§ **Exercise aim**:
Copy out the listing in full, exactly as written, but not its pictures.

§ **Records shown**:
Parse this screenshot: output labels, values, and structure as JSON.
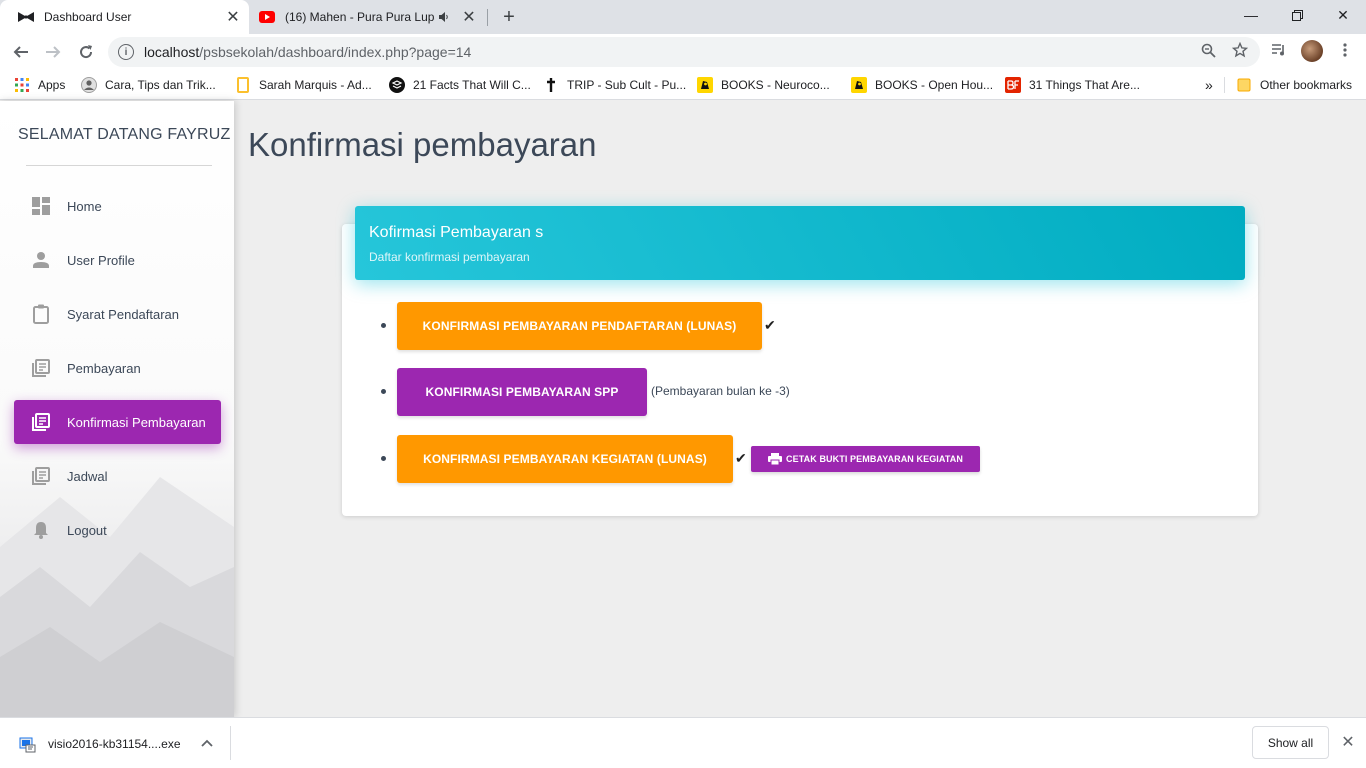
{
  "browser": {
    "tabs": [
      {
        "title": "Dashboard User",
        "favicon": "bow-tie-icon",
        "active": true
      },
      {
        "title": "(16) Mahen - Pura Pura Lupa",
        "favicon": "youtube-icon",
        "active": false
      }
    ],
    "url": {
      "host": "localhost",
      "path": "/psbsekolah/dashboard/index.php?page=14"
    },
    "bookmarks": [
      {
        "label": "Apps",
        "icon": "apps-grid-icon"
      },
      {
        "label": "Cara, Tips dan Trik...",
        "icon": "bookmark-favicon"
      },
      {
        "label": "Sarah Marquis - Ad...",
        "icon": "bookmark-favicon"
      },
      {
        "label": "21 Facts That Will C...",
        "icon": "bookmark-favicon"
      },
      {
        "label": "TRIP - Sub Cult - Pu...",
        "icon": "bookmark-favicon"
      },
      {
        "label": "BOOKS - Neuroco...",
        "icon": "bookmark-favicon"
      },
      {
        "label": "BOOKS - Open Hou...",
        "icon": "bookmark-favicon"
      },
      {
        "label": "31 Things That Are...",
        "icon": "bookmark-favicon"
      }
    ],
    "bookmarks_overflow": "»",
    "other_bookmarks": "Other bookmarks"
  },
  "sidebar": {
    "brand": "SELAMAT DATANG FAYRUZ",
    "items": [
      {
        "label": "Home",
        "icon": "dashboard-icon",
        "active": false
      },
      {
        "label": "User Profile",
        "icon": "person-icon",
        "active": false
      },
      {
        "label": "Syarat Pendaftaran",
        "icon": "clipboard-icon",
        "active": false
      },
      {
        "label": "Pembayaran",
        "icon": "library-books-icon",
        "active": false
      },
      {
        "label": "Konfirmasi Pembayaran",
        "icon": "library-books-icon",
        "active": true
      },
      {
        "label": "Jadwal",
        "icon": "library-books-icon",
        "active": false
      },
      {
        "label": "Logout",
        "icon": "bell-icon",
        "active": false
      }
    ]
  },
  "main": {
    "page_title": "Konfirmasi pembayaran",
    "card": {
      "title": "Kofirmasi Pembayaran s",
      "subtitle": "Daftar konfirmasi pembayaran",
      "items": [
        {
          "label": "KONFIRMASI PEMBAYARAN PENDAFTARAN (LUNAS)",
          "color": "orange",
          "status": "check-icon"
        },
        {
          "label": "KONFIRMASI PEMBAYARAN SPP",
          "color": "purple",
          "note": "(Pembayaran bulan ke -3)"
        },
        {
          "label": "KONFIRMASI PEMBAYARAN KEGIATAN (LUNAS)",
          "color": "orange",
          "status": "check-icon"
        }
      ],
      "print_button": "CETAK BUKTI PEMBAYARAN KEGIATAN"
    }
  },
  "download_bar": {
    "file": "visio2016-kb31154....exe",
    "show_all": "Show all"
  },
  "colors": {
    "primary_purple": "#9c27b0",
    "warning_orange": "#ff9800",
    "header_cyan": "#00acc1"
  }
}
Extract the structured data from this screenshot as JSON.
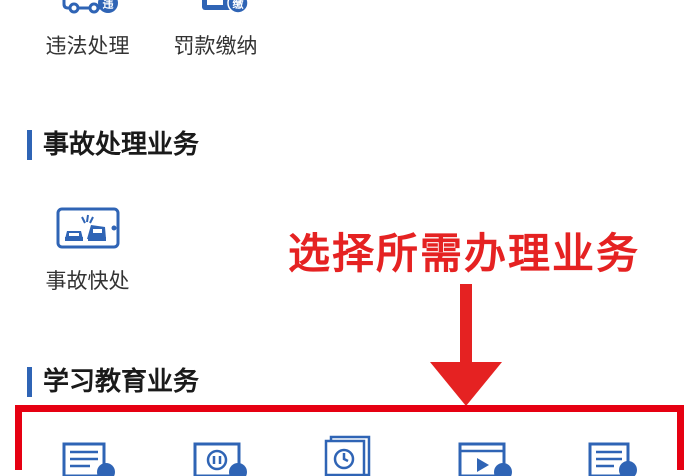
{
  "violation_services": {
    "items": [
      {
        "label": "违法处理",
        "badge": "违",
        "icon": "traffic-violation-icon"
      },
      {
        "label": "罚款缴纳",
        "badge": "缴",
        "icon": "fine-payment-icon"
      }
    ]
  },
  "accident_section": {
    "title": "事故处理业务",
    "items": [
      {
        "label": "事故快处",
        "icon": "accident-quick-handling-icon"
      }
    ]
  },
  "education_section": {
    "title": "学习教育业务",
    "items": [
      {
        "icon": "document-icon"
      },
      {
        "icon": "pause-screen-icon"
      },
      {
        "icon": "clock-document-icon"
      },
      {
        "icon": "video-play-icon"
      },
      {
        "icon": "exam-document-icon"
      }
    ]
  },
  "annotation": {
    "text": "选择所需办理业务"
  },
  "colors": {
    "accent_blue": "#2f64b5",
    "annotation_red": "#e52222",
    "highlight_red": "#e60012"
  }
}
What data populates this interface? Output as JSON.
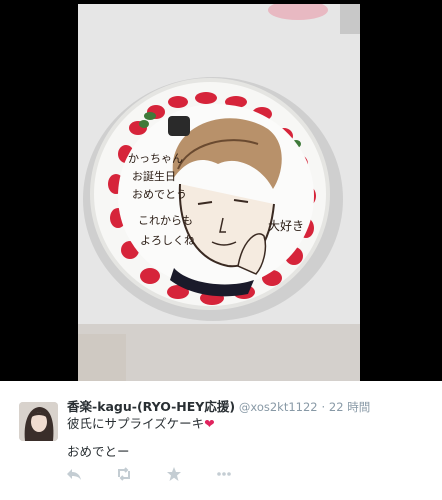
{
  "tweet": {
    "display_name": "香楽-kagu-(RYO-HEY応援)",
    "handle": "@xos2kt1122",
    "separator": "·",
    "time": "22 時間",
    "text_line1": "彼氏にサプライズケーキ",
    "heart": "❤",
    "text_line2": "おめでとー"
  },
  "photo": {
    "cake_message_lines": [
      "かっちゃん",
      "お誕生日",
      "おめでとう",
      "これからも",
      "よろしくね"
    ],
    "cake_signature": "大好き"
  },
  "actions": [
    "reply-icon",
    "retweet-icon",
    "favorite-icon",
    "more-icon"
  ],
  "colors": {
    "name": "#292f33",
    "meta": "#8899a6",
    "heart": "#e0245e",
    "action": "#c4cdd3"
  }
}
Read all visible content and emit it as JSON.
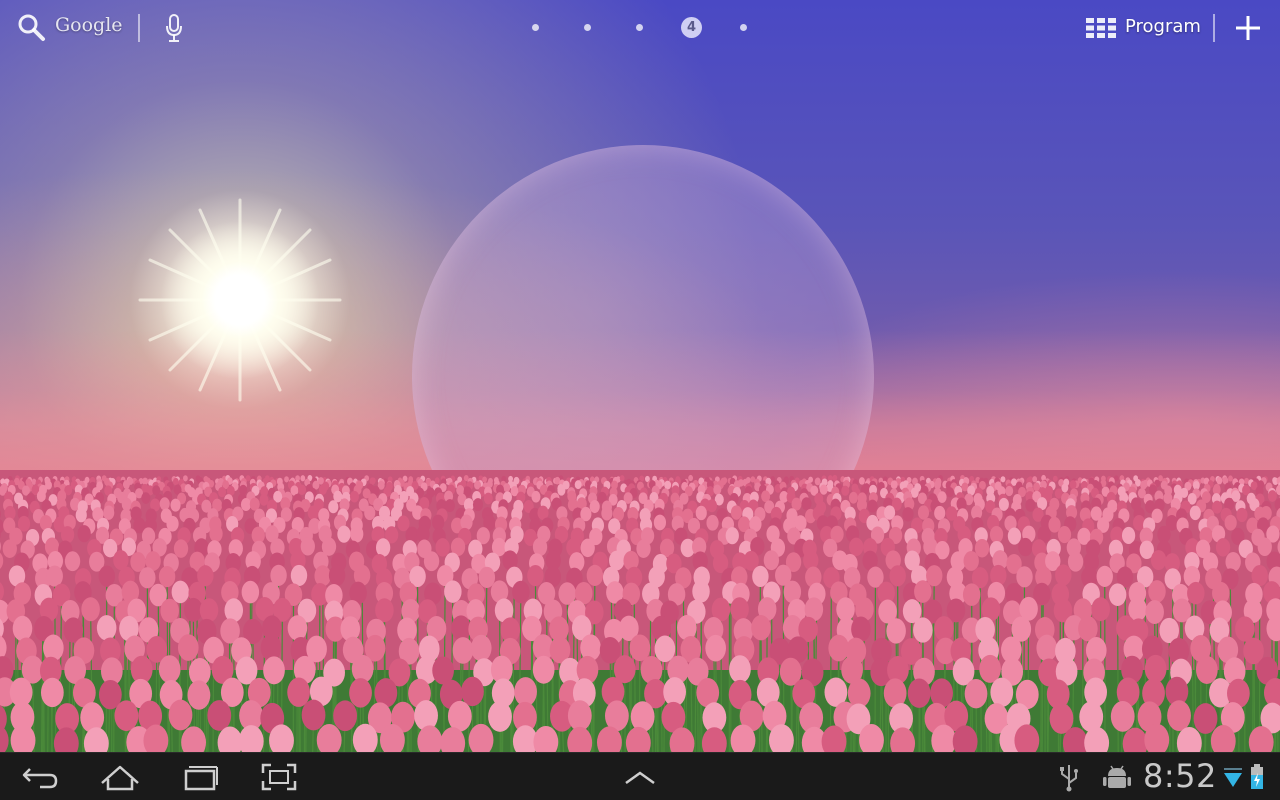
{
  "top_bar": {
    "search_label": "Google",
    "page_indicator": {
      "page_count": 5,
      "current_page": 4,
      "current_label": "4"
    },
    "apps_label": "Program"
  },
  "system_bar": {
    "clock": "8:52"
  },
  "colors": {
    "system_bar_bg": "#1a1a1a",
    "sky_top": "#4a49c4",
    "tulip_pink": "#e3708f",
    "wifi_icon": "#33b5e5",
    "battery_icon": "#33b5e5"
  }
}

§ **The response**:
Parse this screenshot: output labels, values, and structure as JSON.
{
  "browser": {
    "tabs": [
      {
        "title": "Dashboard User",
        "favicon": "bow-tie-icon",
        "active": true
      },
      {
        "title": "(16) Mahen - Pura Pura Lupa",
        "favicon": "youtube-icon",
        "active": false
      }
    ],
    "url": {
      "host": "localhost",
      "path": "/psbsekolah/dashboard/index.php?page=14"
    },
    "bookmarks": [
      {
        "label": "Apps",
        "icon": "apps-grid-icon"
      },
      {
        "label": "Cara, Tips dan Trik...",
        "icon": "bookmark-favicon"
      },
      {
        "label": "Sarah Marquis - Ad...",
        "icon": "bookmark-favicon"
      },
      {
        "label": "21 Facts That Will C...",
        "icon": "bookmark-favicon"
      },
      {
        "label": "TRIP - Sub Cult - Pu...",
        "icon": "bookmark-favicon"
      },
      {
        "label": "BOOKS - Neuroco...",
        "icon": "bookmark-favicon"
      },
      {
        "label": "BOOKS - Open Hou...",
        "icon": "bookmark-favicon"
      },
      {
        "label": "31 Things That Are...",
        "icon": "bookmark-favicon"
      }
    ],
    "bookmarks_overflow": "»",
    "other_bookmarks": "Other bookmarks"
  },
  "sidebar": {
    "brand": "SELAMAT DATANG FAYRUZ",
    "items": [
      {
        "label": "Home",
        "icon": "dashboard-icon",
        "active": false
      },
      {
        "label": "User Profile",
        "icon": "person-icon",
        "active": false
      },
      {
        "label": "Syarat Pendaftaran",
        "icon": "clipboard-icon",
        "active": false
      },
      {
        "label": "Pembayaran",
        "icon": "library-books-icon",
        "active": false
      },
      {
        "label": "Konfirmasi Pembayaran",
        "icon": "library-books-icon",
        "active": true
      },
      {
        "label": "Jadwal",
        "icon": "library-books-icon",
        "active": false
      },
      {
        "label": "Logout",
        "icon": "bell-icon",
        "active": false
      }
    ]
  },
  "main": {
    "page_title": "Konfirmasi pembayaran",
    "card": {
      "title": "Kofirmasi Pembayaran s",
      "subtitle": "Daftar konfirmasi pembayaran",
      "items": [
        {
          "label": "KONFIRMASI PEMBAYARAN PENDAFTARAN (LUNAS)",
          "color": "orange",
          "status": "check-icon"
        },
        {
          "label": "KONFIRMASI PEMBAYARAN SPP",
          "color": "purple",
          "note": "(Pembayaran bulan ke -3)"
        },
        {
          "label": "KONFIRMASI PEMBAYARAN KEGIATAN (LUNAS)",
          "color": "orange",
          "status": "check-icon"
        }
      ],
      "print_button": "CETAK BUKTI PEMBAYARAN KEGIATAN"
    }
  },
  "download_bar": {
    "file": "visio2016-kb31154....exe",
    "show_all": "Show all"
  },
  "colors": {
    "primary_purple": "#9c27b0",
    "warning_orange": "#ff9800",
    "header_cyan": "#00acc1"
  }
}
Extract the structured data from this screenshot as JSON.
{
  "violation_services": {
    "items": [
      {
        "label": "违法处理",
        "badge": "违",
        "icon": "traffic-violation-icon"
      },
      {
        "label": "罚款缴纳",
        "badge": "缴",
        "icon": "fine-payment-icon"
      }
    ]
  },
  "accident_section": {
    "title": "事故处理业务",
    "items": [
      {
        "label": "事故快处",
        "icon": "accident-quick-handling-icon"
      }
    ]
  },
  "education_section": {
    "title": "学习教育业务",
    "items": [
      {
        "icon": "document-icon"
      },
      {
        "icon": "pause-screen-icon"
      },
      {
        "icon": "clock-document-icon"
      },
      {
        "icon": "video-play-icon"
      },
      {
        "icon": "exam-document-icon"
      }
    ]
  },
  "annotation": {
    "text": "选择所需办理业务"
  },
  "colors": {
    "accent_blue": "#2f64b5",
    "annotation_red": "#e52222",
    "highlight_red": "#e60012"
  }
}
What data populates this interface? Output as JSON.
{
  "tweet": {
    "display_name": "香楽-kagu-(RYO-HEY応援)",
    "handle": "@xos2kt1122",
    "separator": "·",
    "time": "22 時間",
    "text_line1": "彼氏にサプライズケーキ",
    "heart": "❤",
    "text_line2": "おめでとー"
  },
  "photo": {
    "cake_message_lines": [
      "かっちゃん",
      "お誕生日",
      "おめでとう",
      "これからも",
      "よろしくね"
    ],
    "cake_signature": "大好き"
  },
  "actions": [
    "reply-icon",
    "retweet-icon",
    "favorite-icon",
    "more-icon"
  ],
  "colors": {
    "name": "#292f33",
    "meta": "#8899a6",
    "heart": "#e0245e",
    "action": "#c4cdd3"
  }
}
Read all visible content and emit it as JSON.
{
  "top_bar": {
    "search_label": "Google",
    "page_indicator": {
      "page_count": 5,
      "current_page": 4,
      "current_label": "4"
    },
    "apps_label": "Program"
  },
  "system_bar": {
    "clock": "8:52"
  },
  "colors": {
    "system_bar_bg": "#1a1a1a",
    "sky_top": "#4a49c4",
    "tulip_pink": "#e3708f",
    "wifi_icon": "#33b5e5",
    "battery_icon": "#33b5e5"
  }
}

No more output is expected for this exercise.